A faithful copy is required. Print each line of the data exactly and omit the pictures.

> [Items listed in a dataset]

--------

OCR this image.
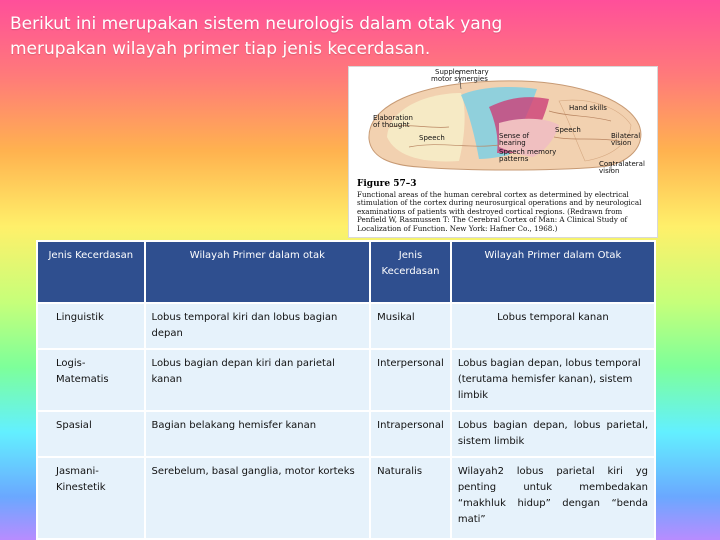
Berikut ini merupakan sistem neurologis dalam otak yang merupakan wilayah primer tiap jenis kecerdasan.
Supplementary
motor synergies
Elaboration
of thought
Hand skills
Speech
Speech
Sense of hearing
Speech memory patterns
Bilateral vision
Contralateral vision
Figure 57–3
Functional areas of the human cerebral cortex as determined by electrical stimulation of the cortex during neurosurgical operations and by neurological examinations of patients with destroyed cortical regions. (Redrawn from Penfield W, Rasmussen T: The Cerebral Cortex of Man: A Clinical Study of Localization of Function. New York: Hafner Co., 1968.)
Jenis Kecerdasan	Wilayah Primer dalam otak	Jenis Kecerdasan	Wilayah Primer dalam Otak
Linguistik	Lobus temporal kiri dan lobus bagian depan	Musikal	Lobus temporal kanan
Logis-Matematis	Lobus bagian depan kiri dan parietal kanan	Interpersonal	Lobus bagian depan, lobus temporal (terutama hemisfer kanan), sistem limbik
Spasial	Bagian belakang hemisfer kanan	Intrapersonal	Lobus bagian depan, lobus parietal, sistem limbik
Jasmani-Kinestetik	Serebelum, basal ganglia, motor korteks	Naturalis	Wilayah2 lobus parietal kiri yg penting untuk membedakan “makhluk hidup” dengan “benda mati”
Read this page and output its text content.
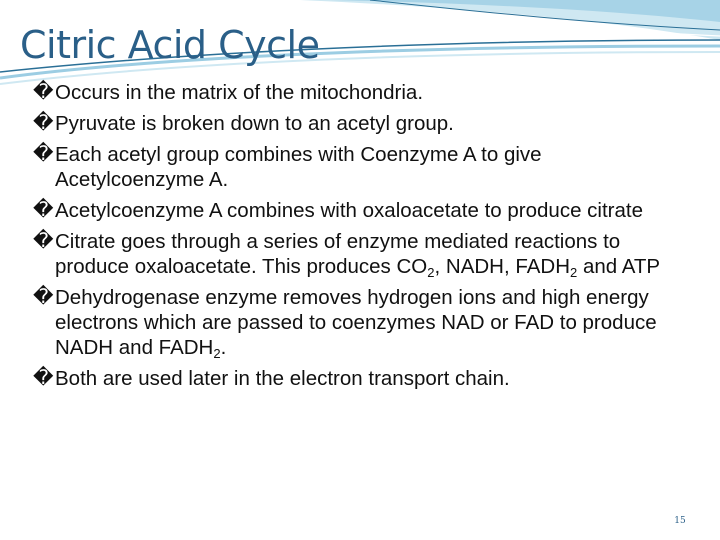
Citric Acid Cycle
� Occurs in the matrix of the mitochondria.
� Pyruvate is broken down to an acetyl group.
� Each acetyl group combines with Coenzyme A to give Acetylcoenzyme A.
� Acetylcoenzyme A combines with oxaloacetate to produce citrate
� Citrate goes through a series of enzyme mediated reactions to produce oxaloacetate. This produces $CO_2$, NADH, $FADH_2$ and ATP
� Dehydrogenase enzyme removes hydrogen ions and high energy electrons which are passed to coenzymes NAD or FAD to produce NADH and $FADH_2$.
� Both are used later in the electron transport chain.
15
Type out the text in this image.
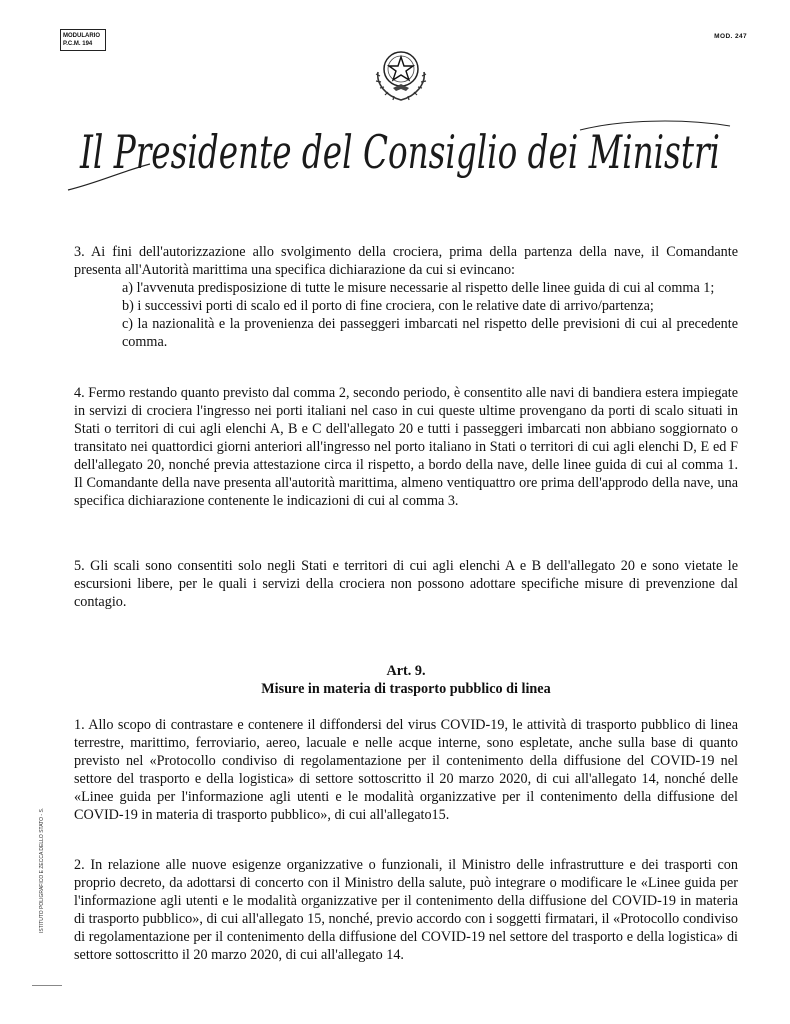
MODULARIO
P.C.M. 194
MOD. 247
Il Presidente del Consiglio dei Ministri

3. Ai fini dell'autorizzazione allo svolgimento della crociera, prima della partenza della nave, il Comandante presenta all'Autorità marittima una specifica dichiarazione da cui si evincano:

a) l'avvenuta predisposizione di tutte le misure necessarie al rispetto delle linee guida di cui al comma 1;

b) i successivi porti di scalo ed il porto di fine crociera, con le relative date di arrivo/partenza;

c) la nazionalità e la provenienza dei passeggeri imbarcati nel rispetto delle previsioni di cui al precedente comma.

4. Fermo restando quanto previsto dal comma 2, secondo periodo, è consentito alle navi di bandiera estera impiegate in servizi di crociera l'ingresso nei porti italiani nel caso in cui queste ultime provengano da porti di scalo situati in Stati o territori di cui agli elenchi A, B e C dell'allegato 20 e tutti i passeggeri imbarcati non abbiano soggiornato o transitato nei quattordici giorni anteriori all'ingresso nel porto italiano in Stati o territori di cui agli elenchi D, E ed F dell'allegato 20, nonché previa attestazione circa il rispetto, a bordo della nave, delle linee guida di cui al comma 1. Il Comandante della nave presenta all'autorità marittima, almeno ventiquattro ore prima dell'approdo della nave, una specifica dichiarazione contenente le indicazioni di cui al comma 3.

5. Gli scali sono consentiti solo negli Stati e territori di cui agli elenchi A e B dell'allegato 20 e sono vietate le escursioni libere, per le quali i servizi della crociera non possono adottare specifiche misure di prevenzione dal contagio.

Art. 9.
Misure in materia di trasporto pubblico di linea

1. Allo scopo di contrastare e contenere il diffondersi del virus COVID-19, le attività di trasporto pubblico di linea terrestre, marittimo, ferroviario, aereo, lacuale e nelle acque interne, sono espletate, anche sulla base di quanto previsto nel «Protocollo condiviso di regolamentazione per il contenimento della diffusione del COVID-19 nel settore del trasporto e della logistica» di settore sottoscritto il 20 marzo 2020, di cui all'allegato 14, nonché delle «Linee guida per l'informazione agli utenti e le modalità organizzative per il contenimento della diffusione del COVID-19 in materia di trasporto pubblico», di cui all'allegato15.

2. In relazione alle nuove esigenze organizzative o funzionali, il Ministro delle infrastrutture e dei trasporti con proprio decreto, da adottarsi di concerto con il Ministro della salute, può integrare o modificare le «Linee guida per l'informazione agli utenti e le modalità organizzative per il contenimento della diffusione del COVID-19 in materia di trasporto pubblico», di cui all'allegato 15, nonché, previo accordo con i soggetti firmatari, il «Protocollo condiviso di regolamentazione per il contenimento della diffusione del COVID-19 nel settore del trasporto e della logistica» di settore sottoscritto il 20 marzo 2020, di cui all'allegato 14.

ISTITUTO POLIGRAFICO E ZECCA DELLO STATO - S.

--------

> [EXERCISE SOLUTION]
OCR this image.
Berikut ini merupakan sistem neurologis dalam otak yang merupakan wilayah primer tiap jenis kecerdasan.
Supplementary
motor synergies
Elaboration
of thought
Hand skills
Speech
Speech
Sense of hearing
Speech memory patterns
Bilateral vision
Contralateral vision
Figure 57–3
Functional areas of the human cerebral cortex as determined by electrical stimulation of the cortex during neurosurgical operations and by neurological examinations of patients with destroyed cortical regions. (Redrawn from Penfield W, Rasmussen T: The Cerebral Cortex of Man: A Clinical Study of Localization of Function. New York: Hafner Co., 1968.)
Jenis Kecerdasan	Wilayah Primer dalam otak	Jenis Kecerdasan	Wilayah Primer dalam Otak
Linguistik	Lobus temporal kiri dan lobus bagian depan	Musikal	Lobus temporal kanan
Logis-Matematis	Lobus bagian depan kiri dan parietal kanan	Interpersonal	Lobus bagian depan, lobus temporal (terutama hemisfer kanan), sistem limbik
Spasial	Bagian belakang hemisfer kanan	Intrapersonal	Lobus bagian depan, lobus parietal, sistem limbik
Jasmani-Kinestetik	Serebelum, basal ganglia, motor korteks	Naturalis	Wilayah2 lobus parietal kiri yg penting untuk membedakan “makhluk hidup” dengan “benda mati”
Read this page and output its text content.
Citric Acid Cycle
� Occurs in the matrix of the mitochondria.
� Pyruvate is broken down to an acetyl group.
� Each acetyl group combines with Coenzyme A to give Acetylcoenzyme A.
� Acetylcoenzyme A combines with oxaloacetate to produce citrate
� Citrate goes through a series of enzyme mediated reactions to produce oxaloacetate. This produces $CO_2$, NADH, $FADH_2$ and ATP
� Dehydrogenase enzyme removes hydrogen ions and high energy electrons which are passed to coenzymes NAD or FAD to produce NADH and $FADH_2$.
� Both are used later in the electron transport chain.
15
Type out the text in this image.
MODULARIO
P.C.M. 194
MOD. 247
Il Presidente del Consiglio dei Ministri

3. Ai fini dell'autorizzazione allo svolgimento della crociera, prima della partenza della nave, il Comandante presenta all'Autorità marittima una specifica dichiarazione da cui si evincano:

a) l'avvenuta predisposizione di tutte le misure necessarie al rispetto delle linee guida di cui al comma 1;

b) i successivi porti di scalo ed il porto di fine crociera, con le relative date di arrivo/partenza;

c) la nazionalità e la provenienza dei passeggeri imbarcati nel rispetto delle previsioni di cui al precedente comma.

4. Fermo restando quanto previsto dal comma 2, secondo periodo, è consentito alle navi di bandiera estera impiegate in servizi di crociera l'ingresso nei porti italiani nel caso in cui queste ultime provengano da porti di scalo situati in Stati o territori di cui agli elenchi A, B e C dell'allegato 20 e tutti i passeggeri imbarcati non abbiano soggiornato o transitato nei quattordici giorni anteriori all'ingresso nel porto italiano in Stati o territori di cui agli elenchi D, E ed F dell'allegato 20, nonché previa attestazione circa il rispetto, a bordo della nave, delle linee guida di cui al comma 1. Il Comandante della nave presenta all'autorità marittima, almeno ventiquattro ore prima dell'approdo della nave, una specifica dichiarazione contenente le indicazioni di cui al comma 3.

5. Gli scali sono consentiti solo negli Stati e territori di cui agli elenchi A e B dell'allegato 20 e sono vietate le escursioni libere, per le quali i servizi della crociera non possono adottare specifiche misure di prevenzione dal contagio.

Art. 9.
Misure in materia di trasporto pubblico di linea

1. Allo scopo di contrastare e contenere il diffondersi del virus COVID-19, le attività di trasporto pubblico di linea terrestre, marittimo, ferroviario, aereo, lacuale e nelle acque interne, sono espletate, anche sulla base di quanto previsto nel «Protocollo condiviso di regolamentazione per il contenimento della diffusione del COVID-19 nel settore del trasporto e della logistica» di settore sottoscritto il 20 marzo 2020, di cui all'allegato 14, nonché delle «Linee guida per l'informazione agli utenti e le modalità organizzative per il contenimento della diffusione del COVID-19 in materia di trasporto pubblico», di cui all'allegato15.

2. In relazione alle nuove esigenze organizzative o funzionali, il Ministro delle infrastrutture e dei trasporti con proprio decreto, da adottarsi di concerto con il Ministro della salute, può integrare o modificare le «Linee guida per l'informazione agli utenti e le modalità organizzative per il contenimento della diffusione del COVID-19 in materia di trasporto pubblico», di cui all'allegato 15, nonché, previo accordo con i soggetti firmatari, il «Protocollo condiviso di regolamentazione per il contenimento della diffusione del COVID-19 nel settore del trasporto e della logistica» di settore sottoscritto il 20 marzo 2020, di cui all'allegato 14.

ISTITUTO POLIGRAFICO E ZECCA DELLO STATO - S.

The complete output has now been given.